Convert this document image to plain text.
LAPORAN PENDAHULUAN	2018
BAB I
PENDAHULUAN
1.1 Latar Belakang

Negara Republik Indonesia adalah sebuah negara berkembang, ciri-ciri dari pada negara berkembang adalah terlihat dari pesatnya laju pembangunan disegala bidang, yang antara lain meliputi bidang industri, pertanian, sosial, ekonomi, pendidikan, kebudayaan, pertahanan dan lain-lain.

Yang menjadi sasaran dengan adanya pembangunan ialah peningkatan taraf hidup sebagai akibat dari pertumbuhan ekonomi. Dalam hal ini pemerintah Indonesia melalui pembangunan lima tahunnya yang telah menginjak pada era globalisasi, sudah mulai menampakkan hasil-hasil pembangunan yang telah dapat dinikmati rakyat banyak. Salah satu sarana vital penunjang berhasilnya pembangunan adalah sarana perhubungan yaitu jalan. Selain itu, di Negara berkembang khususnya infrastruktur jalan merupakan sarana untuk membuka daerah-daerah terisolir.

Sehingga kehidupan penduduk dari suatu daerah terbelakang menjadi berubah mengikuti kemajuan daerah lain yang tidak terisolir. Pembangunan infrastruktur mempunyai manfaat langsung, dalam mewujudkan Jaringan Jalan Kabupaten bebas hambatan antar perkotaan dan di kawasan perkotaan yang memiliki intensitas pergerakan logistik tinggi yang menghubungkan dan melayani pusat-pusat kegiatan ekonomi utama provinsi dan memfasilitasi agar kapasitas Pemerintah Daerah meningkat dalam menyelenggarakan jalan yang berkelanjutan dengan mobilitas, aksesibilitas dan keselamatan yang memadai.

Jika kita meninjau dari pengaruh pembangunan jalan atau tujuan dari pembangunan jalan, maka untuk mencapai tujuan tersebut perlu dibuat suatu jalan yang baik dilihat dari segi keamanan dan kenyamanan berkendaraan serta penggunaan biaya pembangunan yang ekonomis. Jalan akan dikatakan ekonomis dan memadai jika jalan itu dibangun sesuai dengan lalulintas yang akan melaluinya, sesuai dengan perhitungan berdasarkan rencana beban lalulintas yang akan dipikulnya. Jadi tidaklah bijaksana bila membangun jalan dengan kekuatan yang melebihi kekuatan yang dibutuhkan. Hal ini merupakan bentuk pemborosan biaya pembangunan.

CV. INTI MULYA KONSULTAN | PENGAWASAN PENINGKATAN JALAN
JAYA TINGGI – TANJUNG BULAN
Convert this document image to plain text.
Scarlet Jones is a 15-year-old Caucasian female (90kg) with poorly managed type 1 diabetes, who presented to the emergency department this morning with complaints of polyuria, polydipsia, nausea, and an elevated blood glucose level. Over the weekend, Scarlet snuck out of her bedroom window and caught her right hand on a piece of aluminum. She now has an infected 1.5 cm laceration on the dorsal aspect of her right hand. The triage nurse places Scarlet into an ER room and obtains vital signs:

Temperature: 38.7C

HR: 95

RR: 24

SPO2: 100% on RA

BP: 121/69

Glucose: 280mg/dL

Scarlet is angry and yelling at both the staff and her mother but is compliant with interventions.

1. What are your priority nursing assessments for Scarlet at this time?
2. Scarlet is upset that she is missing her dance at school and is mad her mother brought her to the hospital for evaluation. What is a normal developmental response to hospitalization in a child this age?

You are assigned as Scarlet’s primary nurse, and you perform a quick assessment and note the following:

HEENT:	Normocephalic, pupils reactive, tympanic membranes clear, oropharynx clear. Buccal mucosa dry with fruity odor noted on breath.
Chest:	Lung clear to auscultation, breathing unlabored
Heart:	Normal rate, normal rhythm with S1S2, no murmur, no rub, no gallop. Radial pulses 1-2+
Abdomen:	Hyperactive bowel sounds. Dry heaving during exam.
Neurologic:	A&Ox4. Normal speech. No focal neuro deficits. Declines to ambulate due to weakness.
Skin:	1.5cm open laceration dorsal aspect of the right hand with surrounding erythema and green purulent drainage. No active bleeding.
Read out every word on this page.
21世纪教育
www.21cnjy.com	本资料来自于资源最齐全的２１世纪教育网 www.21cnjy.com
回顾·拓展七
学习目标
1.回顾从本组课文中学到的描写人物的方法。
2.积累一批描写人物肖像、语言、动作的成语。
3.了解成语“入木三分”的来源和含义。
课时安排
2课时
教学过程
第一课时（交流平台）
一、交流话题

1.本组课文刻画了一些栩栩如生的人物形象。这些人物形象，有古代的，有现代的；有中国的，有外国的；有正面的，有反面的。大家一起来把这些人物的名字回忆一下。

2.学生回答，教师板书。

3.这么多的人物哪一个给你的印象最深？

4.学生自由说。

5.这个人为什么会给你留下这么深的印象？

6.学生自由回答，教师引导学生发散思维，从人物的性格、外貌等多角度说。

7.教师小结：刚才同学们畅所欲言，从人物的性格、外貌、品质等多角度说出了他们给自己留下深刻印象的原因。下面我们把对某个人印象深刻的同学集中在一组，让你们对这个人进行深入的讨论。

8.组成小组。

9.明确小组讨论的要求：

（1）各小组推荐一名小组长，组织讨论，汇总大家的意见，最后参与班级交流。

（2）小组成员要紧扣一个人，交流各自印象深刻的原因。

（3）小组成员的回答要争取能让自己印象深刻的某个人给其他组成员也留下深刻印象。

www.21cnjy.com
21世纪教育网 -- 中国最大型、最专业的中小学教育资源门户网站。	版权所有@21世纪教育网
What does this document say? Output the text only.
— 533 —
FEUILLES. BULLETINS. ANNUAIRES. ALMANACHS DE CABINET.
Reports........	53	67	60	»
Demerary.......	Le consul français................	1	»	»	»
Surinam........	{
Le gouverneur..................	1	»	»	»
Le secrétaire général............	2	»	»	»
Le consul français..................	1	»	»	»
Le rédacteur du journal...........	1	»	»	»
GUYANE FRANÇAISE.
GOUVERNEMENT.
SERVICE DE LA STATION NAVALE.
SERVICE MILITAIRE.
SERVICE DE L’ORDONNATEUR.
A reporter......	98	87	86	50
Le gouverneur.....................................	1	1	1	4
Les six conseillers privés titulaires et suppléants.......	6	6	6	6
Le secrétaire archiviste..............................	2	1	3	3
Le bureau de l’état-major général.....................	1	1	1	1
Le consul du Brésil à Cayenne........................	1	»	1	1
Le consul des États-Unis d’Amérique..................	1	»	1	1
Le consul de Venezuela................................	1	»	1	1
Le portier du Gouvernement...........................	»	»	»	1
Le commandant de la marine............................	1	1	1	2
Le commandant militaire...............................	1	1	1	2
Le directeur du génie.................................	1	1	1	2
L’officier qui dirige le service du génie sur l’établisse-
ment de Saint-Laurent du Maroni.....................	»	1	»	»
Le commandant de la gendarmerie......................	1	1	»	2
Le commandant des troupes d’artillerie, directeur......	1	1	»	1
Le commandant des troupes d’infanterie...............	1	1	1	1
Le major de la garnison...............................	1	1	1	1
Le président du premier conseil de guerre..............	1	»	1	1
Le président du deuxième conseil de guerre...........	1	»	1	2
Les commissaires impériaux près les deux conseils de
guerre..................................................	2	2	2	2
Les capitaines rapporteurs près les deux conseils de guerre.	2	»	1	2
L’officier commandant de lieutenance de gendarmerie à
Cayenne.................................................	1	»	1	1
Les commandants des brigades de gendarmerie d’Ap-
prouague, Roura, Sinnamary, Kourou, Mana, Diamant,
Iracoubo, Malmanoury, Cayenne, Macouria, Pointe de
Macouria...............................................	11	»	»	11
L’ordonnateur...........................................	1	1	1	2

++++

→ WHAT IS ASKED:
Write out all the entries exactly.

→ FINISHED EXERCISE:
Convert this document image to plain text.
LAPORAN PENDAHULUAN	2018
BAB I
PENDAHULUAN
1.1 Latar Belakang

Negara Republik Indonesia adalah sebuah negara berkembang, ciri-ciri dari pada negara berkembang adalah terlihat dari pesatnya laju pembangunan disegala bidang, yang antara lain meliputi bidang industri, pertanian, sosial, ekonomi, pendidikan, kebudayaan, pertahanan dan lain-lain.

Yang menjadi sasaran dengan adanya pembangunan ialah peningkatan taraf hidup sebagai akibat dari pertumbuhan ekonomi. Dalam hal ini pemerintah Indonesia melalui pembangunan lima tahunnya yang telah menginjak pada era globalisasi, sudah mulai menampakkan hasil-hasil pembangunan yang telah dapat dinikmati rakyat banyak. Salah satu sarana vital penunjang berhasilnya pembangunan adalah sarana perhubungan yaitu jalan. Selain itu, di Negara berkembang khususnya infrastruktur jalan merupakan sarana untuk membuka daerah-daerah terisolir.

Sehingga kehidupan penduduk dari suatu daerah terbelakang menjadi berubah mengikuti kemajuan daerah lain yang tidak terisolir. Pembangunan infrastruktur mempunyai manfaat langsung, dalam mewujudkan Jaringan Jalan Kabupaten bebas hambatan antar perkotaan dan di kawasan perkotaan yang memiliki intensitas pergerakan logistik tinggi yang menghubungkan dan melayani pusat-pusat kegiatan ekonomi utama provinsi dan memfasilitasi agar kapasitas Pemerintah Daerah meningkat dalam menyelenggarakan jalan yang berkelanjutan dengan mobilitas, aksesibilitas dan keselamatan yang memadai.

Jika kita meninjau dari pengaruh pembangunan jalan atau tujuan dari pembangunan jalan, maka untuk mencapai tujuan tersebut perlu dibuat suatu jalan yang baik dilihat dari segi keamanan dan kenyamanan berkendaraan serta penggunaan biaya pembangunan yang ekonomis. Jalan akan dikatakan ekonomis dan memadai jika jalan itu dibangun sesuai dengan lalulintas yang akan melaluinya, sesuai dengan perhitungan berdasarkan rencana beban lalulintas yang akan dipikulnya. Jadi tidaklah bijaksana bila membangun jalan dengan kekuatan yang melebihi kekuatan yang dibutuhkan. Hal ini merupakan bentuk pemborosan biaya pembangunan.

CV. INTI MULYA KONSULTAN | PENGAWASAN PENINGKATAN JALAN
JAYA TINGGI – TANJUNG BULAN
Convert this document image to plain text.
Scarlet Jones is a 15-year-old Caucasian female (90kg) with poorly managed type 1 diabetes, who presented to the emergency department this morning with complaints of polyuria, polydipsia, nausea, and an elevated blood glucose level. Over the weekend, Scarlet snuck out of her bedroom window and caught her right hand on a piece of aluminum. She now has an infected 1.5 cm laceration on the dorsal aspect of her right hand. The triage nurse places Scarlet into an ER room and obtains vital signs:

Temperature: 38.7C

HR: 95

RR: 24

SPO2: 100% on RA

BP: 121/69

Glucose: 280mg/dL

Scarlet is angry and yelling at both the staff and her mother but is compliant with interventions.

1. What are your priority nursing assessments for Scarlet at this time?
2. Scarlet is upset that she is missing her dance at school and is mad her mother brought her to the hospital for evaluation. What is a normal developmental response to hospitalization in a child this age?

You are assigned as Scarlet’s primary nurse, and you perform a quick assessment and note the following:

HEENT:	Normocephalic, pupils reactive, tympanic membranes clear, oropharynx clear. Buccal mucosa dry with fruity odor noted on breath.
Chest:	Lung clear to auscultation, breathing unlabored
Heart:	Normal rate, normal rhythm with S1S2, no murmur, no rub, no gallop. Radial pulses 1-2+
Abdomen:	Hyperactive bowel sounds. Dry heaving during exam.
Neurologic:	A&Ox4. Normal speech. No focal neuro deficits. Declines to ambulate due to weakness.
Skin:	1.5cm open laceration dorsal aspect of the right hand with surrounding erythema and green purulent drainage. No active bleeding.
Read out every word on this page.
21世纪教育
www.21cnjy.com	本资料来自于资源最齐全的２１世纪教育网 www.21cnjy.com
回顾·拓展七
学习目标
1.回顾从本组课文中学到的描写人物的方法。
2.积累一批描写人物肖像、语言、动作的成语。
3.了解成语“入木三分”的来源和含义。
课时安排
2课时
教学过程
第一课时（交流平台）
一、交流话题

1.本组课文刻画了一些栩栩如生的人物形象。这些人物形象，有古代的，有现代的；有中国的，有外国的；有正面的，有反面的。大家一起来把这些人物的名字回忆一下。

2.学生回答，教师板书。

3.这么多的人物哪一个给你的印象最深？

4.学生自由说。

5.这个人为什么会给你留下这么深的印象？

6.学生自由回答，教师引导学生发散思维，从人物的性格、外貌等多角度说。

7.教师小结：刚才同学们畅所欲言，从人物的性格、外貌、品质等多角度说出了他们给自己留下深刻印象的原因。下面我们把对某个人印象深刻的同学集中在一组，让你们对这个人进行深入的讨论。

8.组成小组。

9.明确小组讨论的要求：

（1）各小组推荐一名小组长，组织讨论，汇总大家的意见，最后参与班级交流。

（2）小组成员要紧扣一个人，交流各自印象深刻的原因。

（3）小组成员的回答要争取能让自己印象深刻的某个人给其他组成员也留下深刻印象。

www.21cnjy.com
21世纪教育网 -- 中国最大型、最专业的中小学教育资源门户网站。	版权所有@21世纪教育网
What does this document say? Output the text only.
— 533 —
FEUILLES. BULLETINS. ANNUAIRES. ALMANACHS DE CABINET.
Reports........	53	67	60	»
Demerary.......	Le consul français................	1	»	»	»
Surinam........	{
Le gouverneur..................	1	»	»	»
Le secrétaire général............	2	»	»	»
Le consul français..................	1	»	»	»
Le rédacteur du journal...........	1	»	»	»
GUYANE FRANÇAISE.
GOUVERNEMENT.
SERVICE DE LA STATION NAVALE.
SERVICE MILITAIRE.
SERVICE DE L’ORDONNATEUR.
A reporter......	98	87	86	50
Le gouverneur.....................................	1	1	1	4
Les six conseillers privés titulaires et suppléants.......	6	6	6	6
Le secrétaire archiviste..............................	2	1	3	3
Le bureau de l’état-major général.....................	1	1	1	1
Le consul du Brésil à Cayenne........................	1	»	1	1
Le consul des États-Unis d’Amérique..................	1	»	1	1
Le consul de Venezuela................................	1	»	1	1
Le portier du Gouvernement...........................	»	»	»	1
Le commandant de la marine............................	1	1	1	2
Le commandant militaire...............................	1	1	1	2
Le directeur du génie.................................	1	1	1	2
L’officier qui dirige le service du génie sur l’établisse-
ment de Saint-Laurent du Maroni.....................	»	1	»	»
Le commandant de la gendarmerie......................	1	1	»	2
Le commandant des troupes d’artillerie, directeur......	1	1	»	1
Le commandant des troupes d’infanterie...............	1	1	1	1
Le major de la garnison...............................	1	1	1	1
Le président du premier conseil de guerre..............	1	»	1	1
Le président du deuxième conseil de guerre...........	1	»	1	2
Les commissaires impériaux près les deux conseils de
guerre..................................................	2	2	2	2
Les capitaines rapporteurs près les deux conseils de guerre.	2	»	1	2
L’officier commandant de lieutenance de gendarmerie à
Cayenne.................................................	1	»	1	1
Les commandants des brigades de gendarmerie d’Ap-
prouague, Roura, Sinnamary, Kourou, Mana, Diamant,
Iracoubo, Malmanoury, Cayenne, Macouria, Pointe de
Macouria...............................................	11	»	»	11
L’ordonnateur...........................................	1	1	1	2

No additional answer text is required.